OBJECTIVE: In your copy, reproduce the entries exactly as they are, minus the images.

[Data records]
···
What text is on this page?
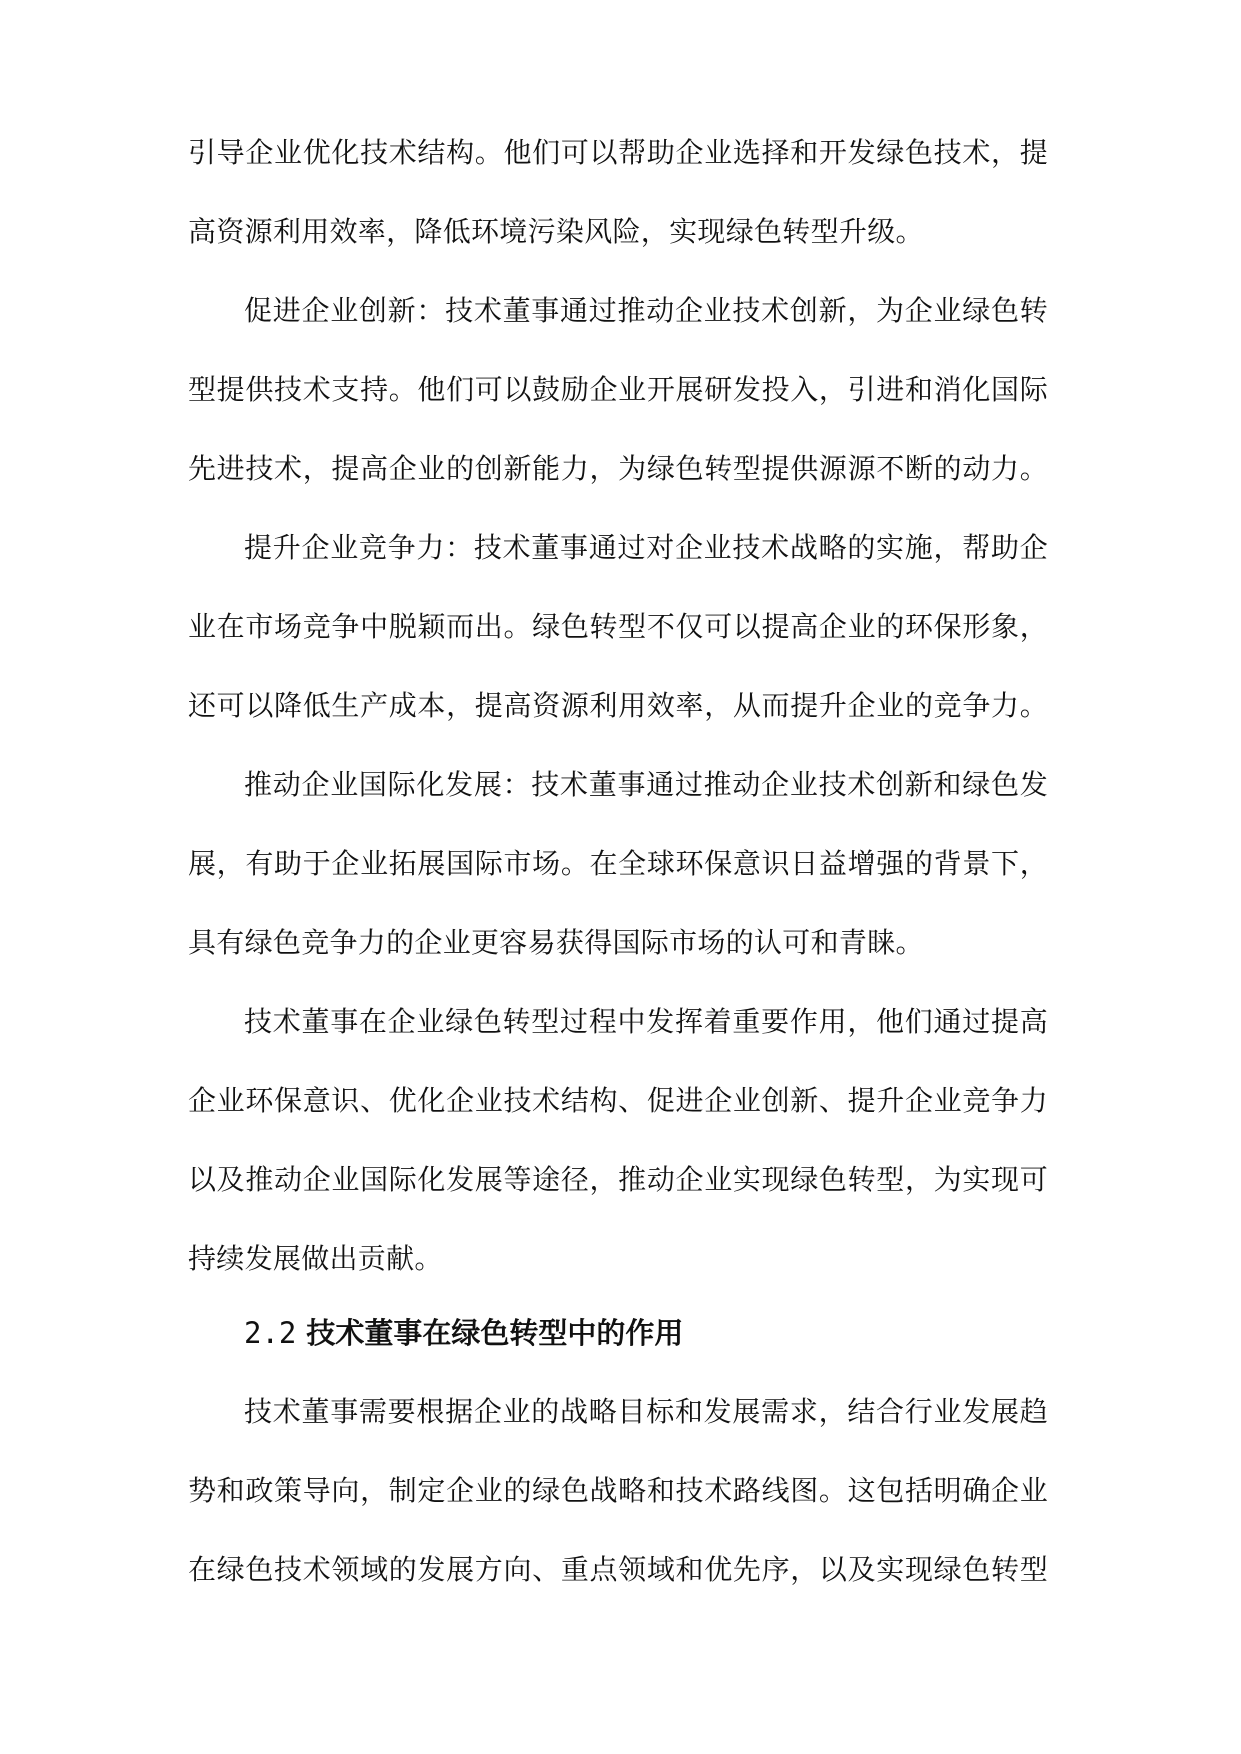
引导企业优化技术结构。他们可以帮助企业选择和开发绿色技术，提
高资源利用效率，降低环境污染风险，实现绿色转型升级。
促进企业创新：技术董事通过推动企业技术创新，为企业绿色转
型提供技术支持。他们可以鼓励企业开展研发投入，引进和消化国际
先进技术，提高企业的创新能力，为绿色转型提供源源不断的动力。
提升企业竞争力：技术董事通过对企业技术战略的实施，帮助企
业在市场竞争中脱颖而出。绿色转型不仅可以提高企业的环保形象，
还可以降低生产成本，提高资源利用效率，从而提升企业的竞争力。
推动企业国际化发展：技术董事通过推动企业技术创新和绿色发
展，有助于企业拓展国际市场。在全球环保意识日益增强的背景下，
具有绿色竞争力的企业更容易获得国际市场的认可和青睐。
技术董事在企业绿色转型过程中发挥着重要作用，他们通过提高
企业环保意识、优化企业技术结构、促进企业创新、提升企业竞争力
以及推动企业国际化发展等途径，推动企业实现绿色转型，为实现可
持续发展做出贡献。
2.2 技术董事在绿色转型中的作用
技术董事需要根据企业的战略目标和发展需求，结合行业发展趋
势和政策导向，制定企业的绿色战略和技术路线图。这包括明确企业
在绿色技术领域的发展方向、重点领域和优先序，以及实现绿色转型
···
RESULT FOR THIS EXERCISE:
What text is on this page?
引导企业优化技术结构。他们可以帮助企业选择和开发绿色技术，提
高资源利用效率，降低环境污染风险，实现绿色转型升级。
促进企业创新：技术董事通过推动企业技术创新，为企业绿色转
型提供技术支持。他们可以鼓励企业开展研发投入，引进和消化国际
先进技术，提高企业的创新能力，为绿色转型提供源源不断的动力。
提升企业竞争力：技术董事通过对企业技术战略的实施，帮助企
业在市场竞争中脱颖而出。绿色转型不仅可以提高企业的环保形象，
还可以降低生产成本，提高资源利用效率，从而提升企业的竞争力。
推动企业国际化发展：技术董事通过推动企业技术创新和绿色发
展，有助于企业拓展国际市场。在全球环保意识日益增强的背景下，
具有绿色竞争力的企业更容易获得国际市场的认可和青睐。
技术董事在企业绿色转型过程中发挥着重要作用，他们通过提高
企业环保意识、优化企业技术结构、促进企业创新、提升企业竞争力
以及推动企业国际化发展等途径，推动企业实现绿色转型，为实现可
持续发展做出贡献。
2.2 技术董事在绿色转型中的作用
技术董事需要根据企业的战略目标和发展需求，结合行业发展趋
势和政策导向，制定企业的绿色战略和技术路线图。这包括明确企业
在绿色技术领域的发展方向、重点领域和优先序，以及实现绿色转型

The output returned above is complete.